■ **The data**:
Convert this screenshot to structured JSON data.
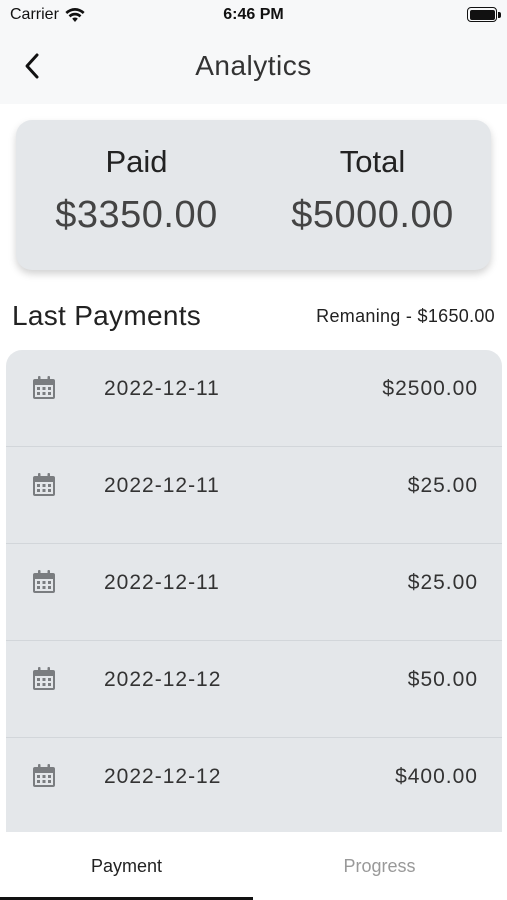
{
  "status_bar": {
    "carrier": "Carrier",
    "time": "6:46 PM"
  },
  "nav": {
    "title": "Analytics"
  },
  "summary": {
    "paid_label": "Paid",
    "paid_value": "$3350.00",
    "total_label": "Total",
    "total_value": "$5000.00"
  },
  "payments": {
    "section_title": "Last Payments",
    "remaining": "Remaning - $1650.00",
    "items": [
      {
        "date": "2022-12-11",
        "amount": "$2500.00"
      },
      {
        "date": "2022-12-11",
        "amount": "$25.00"
      },
      {
        "date": "2022-12-11",
        "amount": "$25.00"
      },
      {
        "date": "2022-12-12",
        "amount": "$50.00"
      },
      {
        "date": "2022-12-12",
        "amount": "$400.00"
      }
    ]
  },
  "tabs": [
    {
      "label": "Payment",
      "active": true
    },
    {
      "label": "Progress",
      "active": false
    }
  ],
  "colors": {
    "card_bg": "#e4e7ea",
    "active_tab": "#111111",
    "inactive_tab": "#999999"
  },
  "icons": {
    "back": "chevron-left-icon",
    "wifi": "wifi-icon",
    "battery": "battery-icon",
    "calendar": "calendar-icon"
  }
}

■ **Directions**: Each entry above is to be written out again unchanged, apart from the pictures, which are left out.

■ **The reply**:
Convert this screenshot to structured JSON data.
{
  "status_bar": {
    "carrier": "Carrier",
    "time": "6:46 PM"
  },
  "nav": {
    "title": "Analytics"
  },
  "summary": {
    "paid_label": "Paid",
    "paid_value": "$3350.00",
    "total_label": "Total",
    "total_value": "$5000.00"
  },
  "payments": {
    "section_title": "Last Payments",
    "remaining": "Remaning - $1650.00",
    "items": [
      {
        "date": "2022-12-11",
        "amount": "$2500.00"
      },
      {
        "date": "2022-12-11",
        "amount": "$25.00"
      },
      {
        "date": "2022-12-11",
        "amount": "$25.00"
      },
      {
        "date": "2022-12-12",
        "amount": "$50.00"
      },
      {
        "date": "2022-12-12",
        "amount": "$400.00"
      }
    ]
  },
  "tabs": [
    {
      "label": "Payment",
      "active": true
    },
    {
      "label": "Progress",
      "active": false
    }
  ],
  "colors": {
    "card_bg": "#e4e7ea",
    "active_tab": "#111111",
    "inactive_tab": "#999999"
  },
  "icons": {
    "back": "chevron-left-icon",
    "wifi": "wifi-icon",
    "battery": "battery-icon",
    "calendar": "calendar-icon"
  }
}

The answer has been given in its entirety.